+++ Given information +++

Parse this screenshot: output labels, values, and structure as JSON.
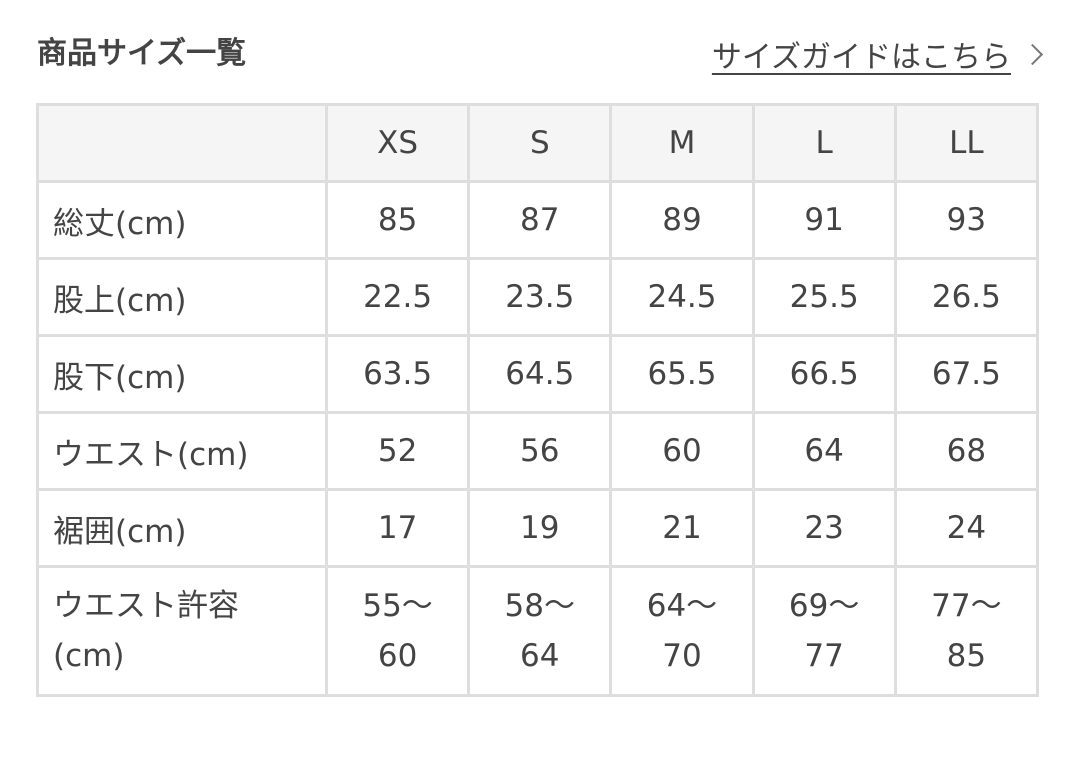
{
  "title": "商品サイズ一覧",
  "guide_link": "サイズガイドはこちら",
  "table": {
    "sizes": [
      "XS",
      "S",
      "M",
      "L",
      "LL"
    ],
    "rows": [
      {
        "label": "総丈(cm)",
        "values": [
          "85",
          "87",
          "89",
          "91",
          "93"
        ]
      },
      {
        "label": "股上(cm)",
        "values": [
          "22.5",
          "23.5",
          "24.5",
          "25.5",
          "26.5"
        ]
      },
      {
        "label": "股下(cm)",
        "values": [
          "63.5",
          "64.5",
          "65.5",
          "66.5",
          "67.5"
        ]
      },
      {
        "label": "ウエスト(cm)",
        "values": [
          "52",
          "56",
          "60",
          "64",
          "68"
        ]
      },
      {
        "label": "裾囲(cm)",
        "values": [
          "17",
          "19",
          "21",
          "23",
          "24"
        ]
      },
      {
        "label": "ウエスト許容(cm)",
        "values": [
          "55〜60",
          "58〜64",
          "64〜70",
          "69〜77",
          "77〜85"
        ]
      }
    ]
  }
}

+++

- _Problem to work on_: Output every entry exactly as given; pictures are not part of the copy.

- _Result of this task_:
Parse this screenshot: output labels, values, and structure as JSON.
{
  "title": "商品サイズ一覧",
  "guide_link": "サイズガイドはこちら",
  "table": {
    "sizes": [
      "XS",
      "S",
      "M",
      "L",
      "LL"
    ],
    "rows": [
      {
        "label": "総丈(cm)",
        "values": [
          "85",
          "87",
          "89",
          "91",
          "93"
        ]
      },
      {
        "label": "股上(cm)",
        "values": [
          "22.5",
          "23.5",
          "24.5",
          "25.5",
          "26.5"
        ]
      },
      {
        "label": "股下(cm)",
        "values": [
          "63.5",
          "64.5",
          "65.5",
          "66.5",
          "67.5"
        ]
      },
      {
        "label": "ウエスト(cm)",
        "values": [
          "52",
          "56",
          "60",
          "64",
          "68"
        ]
      },
      {
        "label": "裾囲(cm)",
        "values": [
          "17",
          "19",
          "21",
          "23",
          "24"
        ]
      },
      {
        "label": "ウエスト許容(cm)",
        "values": [
          "55〜60",
          "58〜64",
          "64〜70",
          "69〜77",
          "77〜85"
        ]
      }
    ]
  }
}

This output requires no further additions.